Reproduce each record below exactly as written.

## start EXTRACTED ENTRIES

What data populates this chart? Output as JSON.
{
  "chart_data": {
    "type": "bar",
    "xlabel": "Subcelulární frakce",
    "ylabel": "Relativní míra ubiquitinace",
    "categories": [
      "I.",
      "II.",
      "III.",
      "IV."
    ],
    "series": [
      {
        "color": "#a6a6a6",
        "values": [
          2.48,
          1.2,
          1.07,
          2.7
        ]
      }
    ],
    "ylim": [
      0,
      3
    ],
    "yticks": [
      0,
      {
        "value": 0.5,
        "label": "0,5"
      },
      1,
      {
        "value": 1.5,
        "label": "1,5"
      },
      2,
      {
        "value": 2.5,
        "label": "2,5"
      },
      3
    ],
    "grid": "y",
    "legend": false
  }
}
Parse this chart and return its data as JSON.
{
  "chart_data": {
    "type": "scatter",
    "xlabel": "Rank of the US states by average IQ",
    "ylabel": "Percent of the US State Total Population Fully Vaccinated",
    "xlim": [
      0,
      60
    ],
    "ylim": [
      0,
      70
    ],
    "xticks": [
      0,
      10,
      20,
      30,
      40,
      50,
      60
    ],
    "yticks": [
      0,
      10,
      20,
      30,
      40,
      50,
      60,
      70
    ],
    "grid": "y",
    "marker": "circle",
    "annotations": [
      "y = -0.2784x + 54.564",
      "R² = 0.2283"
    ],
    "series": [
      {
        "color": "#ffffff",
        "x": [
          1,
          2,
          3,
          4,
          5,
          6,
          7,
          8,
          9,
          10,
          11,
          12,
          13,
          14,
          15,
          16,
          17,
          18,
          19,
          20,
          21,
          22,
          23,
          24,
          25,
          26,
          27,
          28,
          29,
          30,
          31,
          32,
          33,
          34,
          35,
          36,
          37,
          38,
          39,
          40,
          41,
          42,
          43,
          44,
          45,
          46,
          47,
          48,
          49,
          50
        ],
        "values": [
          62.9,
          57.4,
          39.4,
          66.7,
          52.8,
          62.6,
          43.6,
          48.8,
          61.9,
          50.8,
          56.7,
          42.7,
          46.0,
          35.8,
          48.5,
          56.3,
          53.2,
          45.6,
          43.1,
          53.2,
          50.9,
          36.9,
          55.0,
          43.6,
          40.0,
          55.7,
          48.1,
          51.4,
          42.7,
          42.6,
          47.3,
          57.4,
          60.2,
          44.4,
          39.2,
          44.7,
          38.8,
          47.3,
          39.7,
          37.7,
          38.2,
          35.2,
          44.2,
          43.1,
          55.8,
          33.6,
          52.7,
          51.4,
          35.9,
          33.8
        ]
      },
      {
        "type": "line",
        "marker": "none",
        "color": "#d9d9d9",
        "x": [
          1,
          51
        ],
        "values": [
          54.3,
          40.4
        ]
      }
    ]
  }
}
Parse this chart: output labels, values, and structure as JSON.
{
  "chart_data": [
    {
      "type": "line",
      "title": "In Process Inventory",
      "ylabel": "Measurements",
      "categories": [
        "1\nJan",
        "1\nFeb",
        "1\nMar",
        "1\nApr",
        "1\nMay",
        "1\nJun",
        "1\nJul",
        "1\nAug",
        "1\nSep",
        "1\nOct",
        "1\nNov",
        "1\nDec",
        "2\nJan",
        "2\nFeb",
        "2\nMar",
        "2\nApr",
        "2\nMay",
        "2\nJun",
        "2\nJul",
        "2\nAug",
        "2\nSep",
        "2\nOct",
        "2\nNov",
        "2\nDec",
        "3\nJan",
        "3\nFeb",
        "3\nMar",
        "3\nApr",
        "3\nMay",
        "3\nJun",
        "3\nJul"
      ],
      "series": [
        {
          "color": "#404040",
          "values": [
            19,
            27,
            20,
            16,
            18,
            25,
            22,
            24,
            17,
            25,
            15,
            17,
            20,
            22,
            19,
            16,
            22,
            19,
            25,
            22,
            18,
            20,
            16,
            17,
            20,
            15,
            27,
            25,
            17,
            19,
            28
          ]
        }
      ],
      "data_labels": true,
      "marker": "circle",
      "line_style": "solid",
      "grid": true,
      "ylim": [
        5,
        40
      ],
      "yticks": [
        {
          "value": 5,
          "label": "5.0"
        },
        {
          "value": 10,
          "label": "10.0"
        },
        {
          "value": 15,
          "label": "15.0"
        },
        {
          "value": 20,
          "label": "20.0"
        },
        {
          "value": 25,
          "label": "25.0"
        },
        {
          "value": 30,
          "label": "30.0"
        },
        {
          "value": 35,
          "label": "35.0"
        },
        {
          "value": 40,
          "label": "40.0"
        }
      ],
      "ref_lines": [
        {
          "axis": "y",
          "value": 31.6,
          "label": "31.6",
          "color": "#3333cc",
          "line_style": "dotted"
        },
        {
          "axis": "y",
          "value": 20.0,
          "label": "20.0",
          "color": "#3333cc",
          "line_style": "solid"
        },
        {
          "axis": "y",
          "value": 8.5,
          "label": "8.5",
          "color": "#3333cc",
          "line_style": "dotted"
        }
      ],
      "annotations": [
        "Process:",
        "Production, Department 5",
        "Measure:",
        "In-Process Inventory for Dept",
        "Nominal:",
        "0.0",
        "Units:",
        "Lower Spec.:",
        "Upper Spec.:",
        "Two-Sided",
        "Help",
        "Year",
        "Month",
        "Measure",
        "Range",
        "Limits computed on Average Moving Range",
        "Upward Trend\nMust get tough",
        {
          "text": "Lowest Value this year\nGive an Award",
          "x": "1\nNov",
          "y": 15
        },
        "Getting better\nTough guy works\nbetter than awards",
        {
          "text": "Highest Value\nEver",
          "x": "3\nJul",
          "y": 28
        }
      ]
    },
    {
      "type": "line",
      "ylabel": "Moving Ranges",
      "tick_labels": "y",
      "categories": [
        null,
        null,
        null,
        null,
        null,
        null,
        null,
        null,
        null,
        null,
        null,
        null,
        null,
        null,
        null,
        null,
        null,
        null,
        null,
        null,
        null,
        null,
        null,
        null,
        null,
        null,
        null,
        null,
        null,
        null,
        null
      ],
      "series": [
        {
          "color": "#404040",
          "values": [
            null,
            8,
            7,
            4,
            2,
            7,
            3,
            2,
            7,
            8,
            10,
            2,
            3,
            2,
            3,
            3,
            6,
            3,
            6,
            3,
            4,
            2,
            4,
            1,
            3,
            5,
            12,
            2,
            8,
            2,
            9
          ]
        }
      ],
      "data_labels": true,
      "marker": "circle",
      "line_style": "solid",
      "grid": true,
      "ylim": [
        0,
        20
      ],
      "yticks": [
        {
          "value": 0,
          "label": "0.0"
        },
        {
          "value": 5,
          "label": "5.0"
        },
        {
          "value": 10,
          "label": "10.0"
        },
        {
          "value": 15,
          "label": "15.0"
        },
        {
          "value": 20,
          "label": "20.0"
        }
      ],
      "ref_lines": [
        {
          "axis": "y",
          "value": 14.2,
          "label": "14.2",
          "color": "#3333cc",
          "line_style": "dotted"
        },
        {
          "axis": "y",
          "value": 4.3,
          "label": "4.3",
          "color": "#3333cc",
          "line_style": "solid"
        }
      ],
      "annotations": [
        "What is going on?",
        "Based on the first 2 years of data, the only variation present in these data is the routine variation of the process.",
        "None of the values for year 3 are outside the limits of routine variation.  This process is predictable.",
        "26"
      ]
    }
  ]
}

## end EXTRACTED ENTRIES

> _EXERCISE OUTPUT_
What data populates this chart? Output as JSON.
{
  "chart_data": {
    "type": "bar",
    "xlabel": "Subcelulární frakce",
    "ylabel": "Relativní míra ubiquitinace",
    "categories": [
      "I.",
      "II.",
      "III.",
      "IV."
    ],
    "series": [
      {
        "color": "#a6a6a6",
        "values": [
          2.48,
          1.2,
          1.07,
          2.7
        ]
      }
    ],
    "ylim": [
      0,
      3
    ],
    "yticks": [
      0,
      {
        "value": 0.5,
        "label": "0,5"
      },
      1,
      {
        "value": 1.5,
        "label": "1,5"
      },
      2,
      {
        "value": 2.5,
        "label": "2,5"
      },
      3
    ],
    "grid": "y",
    "legend": false
  }
}
Parse this chart and return its data as JSON.
{
  "chart_data": {
    "type": "scatter",
    "xlabel": "Rank of the US states by average IQ",
    "ylabel": "Percent of the US State Total Population Fully Vaccinated",
    "xlim": [
      0,
      60
    ],
    "ylim": [
      0,
      70
    ],
    "xticks": [
      0,
      10,
      20,
      30,
      40,
      50,
      60
    ],
    "yticks": [
      0,
      10,
      20,
      30,
      40,
      50,
      60,
      70
    ],
    "grid": "y",
    "marker": "circle",
    "annotations": [
      "y = -0.2784x + 54.564",
      "R² = 0.2283"
    ],
    "series": [
      {
        "color": "#ffffff",
        "x": [
          1,
          2,
          3,
          4,
          5,
          6,
          7,
          8,
          9,
          10,
          11,
          12,
          13,
          14,
          15,
          16,
          17,
          18,
          19,
          20,
          21,
          22,
          23,
          24,
          25,
          26,
          27,
          28,
          29,
          30,
          31,
          32,
          33,
          34,
          35,
          36,
          37,
          38,
          39,
          40,
          41,
          42,
          43,
          44,
          45,
          46,
          47,
          48,
          49,
          50
        ],
        "values": [
          62.9,
          57.4,
          39.4,
          66.7,
          52.8,
          62.6,
          43.6,
          48.8,
          61.9,
          50.8,
          56.7,
          42.7,
          46.0,
          35.8,
          48.5,
          56.3,
          53.2,
          45.6,
          43.1,
          53.2,
          50.9,
          36.9,
          55.0,
          43.6,
          40.0,
          55.7,
          48.1,
          51.4,
          42.7,
          42.6,
          47.3,
          57.4,
          60.2,
          44.4,
          39.2,
          44.7,
          38.8,
          47.3,
          39.7,
          37.7,
          38.2,
          35.2,
          44.2,
          43.1,
          55.8,
          33.6,
          52.7,
          51.4,
          35.9,
          33.8
        ]
      },
      {
        "type": "line",
        "marker": "none",
        "color": "#d9d9d9",
        "x": [
          1,
          51
        ],
        "values": [
          54.3,
          40.4
        ]
      }
    ]
  }
}
Parse this chart: output labels, values, and structure as JSON.
{
  "chart_data": [
    {
      "type": "line",
      "title": "In Process Inventory",
      "ylabel": "Measurements",
      "categories": [
        "1\nJan",
        "1\nFeb",
        "1\nMar",
        "1\nApr",
        "1\nMay",
        "1\nJun",
        "1\nJul",
        "1\nAug",
        "1\nSep",
        "1\nOct",
        "1\nNov",
        "1\nDec",
        "2\nJan",
        "2\nFeb",
        "2\nMar",
        "2\nApr",
        "2\nMay",
        "2\nJun",
        "2\nJul",
        "2\nAug",
        "2\nSep",
        "2\nOct",
        "2\nNov",
        "2\nDec",
        "3\nJan",
        "3\nFeb",
        "3\nMar",
        "3\nApr",
        "3\nMay",
        "3\nJun",
        "3\nJul"
      ],
      "series": [
        {
          "color": "#404040",
          "values": [
            19,
            27,
            20,
            16,
            18,
            25,
            22,
            24,
            17,
            25,
            15,
            17,
            20,
            22,
            19,
            16,
            22,
            19,
            25,
            22,
            18,
            20,
            16,
            17,
            20,
            15,
            27,
            25,
            17,
            19,
            28
          ]
        }
      ],
      "data_labels": true,
      "marker": "circle",
      "line_style": "solid",
      "grid": true,
      "ylim": [
        5,
        40
      ],
      "yticks": [
        {
          "value": 5,
          "label": "5.0"
        },
        {
          "value": 10,
          "label": "10.0"
        },
        {
          "value": 15,
          "label": "15.0"
        },
        {
          "value": 20,
          "label": "20.0"
        },
        {
          "value": 25,
          "label": "25.0"
        },
        {
          "value": 30,
          "label": "30.0"
        },
        {
          "value": 35,
          "label": "35.0"
        },
        {
          "value": 40,
          "label": "40.0"
        }
      ],
      "ref_lines": [
        {
          "axis": "y",
          "value": 31.6,
          "label": "31.6",
          "color": "#3333cc",
          "line_style": "dotted"
        },
        {
          "axis": "y",
          "value": 20.0,
          "label": "20.0",
          "color": "#3333cc",
          "line_style": "solid"
        },
        {
          "axis": "y",
          "value": 8.5,
          "label": "8.5",
          "color": "#3333cc",
          "line_style": "dotted"
        }
      ],
      "annotations": [
        "Process:",
        "Production, Department 5",
        "Measure:",
        "In-Process Inventory for Dept",
        "Nominal:",
        "0.0",
        "Units:",
        "Lower Spec.:",
        "Upper Spec.:",
        "Two-Sided",
        "Help",
        "Year",
        "Month",
        "Measure",
        "Range",
        "Limits computed on Average Moving Range",
        "Upward Trend\nMust get tough",
        {
          "text": "Lowest Value this year\nGive an Award",
          "x": "1\nNov",
          "y": 15
        },
        "Getting better\nTough guy works\nbetter than awards",
        {
          "text": "Highest Value\nEver",
          "x": "3\nJul",
          "y": 28
        }
      ]
    },
    {
      "type": "line",
      "ylabel": "Moving Ranges",
      "tick_labels": "y",
      "categories": [
        null,
        null,
        null,
        null,
        null,
        null,
        null,
        null,
        null,
        null,
        null,
        null,
        null,
        null,
        null,
        null,
        null,
        null,
        null,
        null,
        null,
        null,
        null,
        null,
        null,
        null,
        null,
        null,
        null,
        null,
        null
      ],
      "series": [
        {
          "color": "#404040",
          "values": [
            null,
            8,
            7,
            4,
            2,
            7,
            3,
            2,
            7,
            8,
            10,
            2,
            3,
            2,
            3,
            3,
            6,
            3,
            6,
            3,
            4,
            2,
            4,
            1,
            3,
            5,
            12,
            2,
            8,
            2,
            9
          ]
        }
      ],
      "data_labels": true,
      "marker": "circle",
      "line_style": "solid",
      "grid": true,
      "ylim": [
        0,
        20
      ],
      "yticks": [
        {
          "value": 0,
          "label": "0.0"
        },
        {
          "value": 5,
          "label": "5.0"
        },
        {
          "value": 10,
          "label": "10.0"
        },
        {
          "value": 15,
          "label": "15.0"
        },
        {
          "value": 20,
          "label": "20.0"
        }
      ],
      "ref_lines": [
        {
          "axis": "y",
          "value": 14.2,
          "label": "14.2",
          "color": "#3333cc",
          "line_style": "dotted"
        },
        {
          "axis": "y",
          "value": 4.3,
          "label": "4.3",
          "color": "#3333cc",
          "line_style": "solid"
        }
      ],
      "annotations": [
        "What is going on?",
        "Based on the first 2 years of data, the only variation present in these data is the routine variation of the process.",
        "None of the values for year 3 are outside the limits of routine variation.  This process is predictable.",
        "26"
      ]
    }
  ]
}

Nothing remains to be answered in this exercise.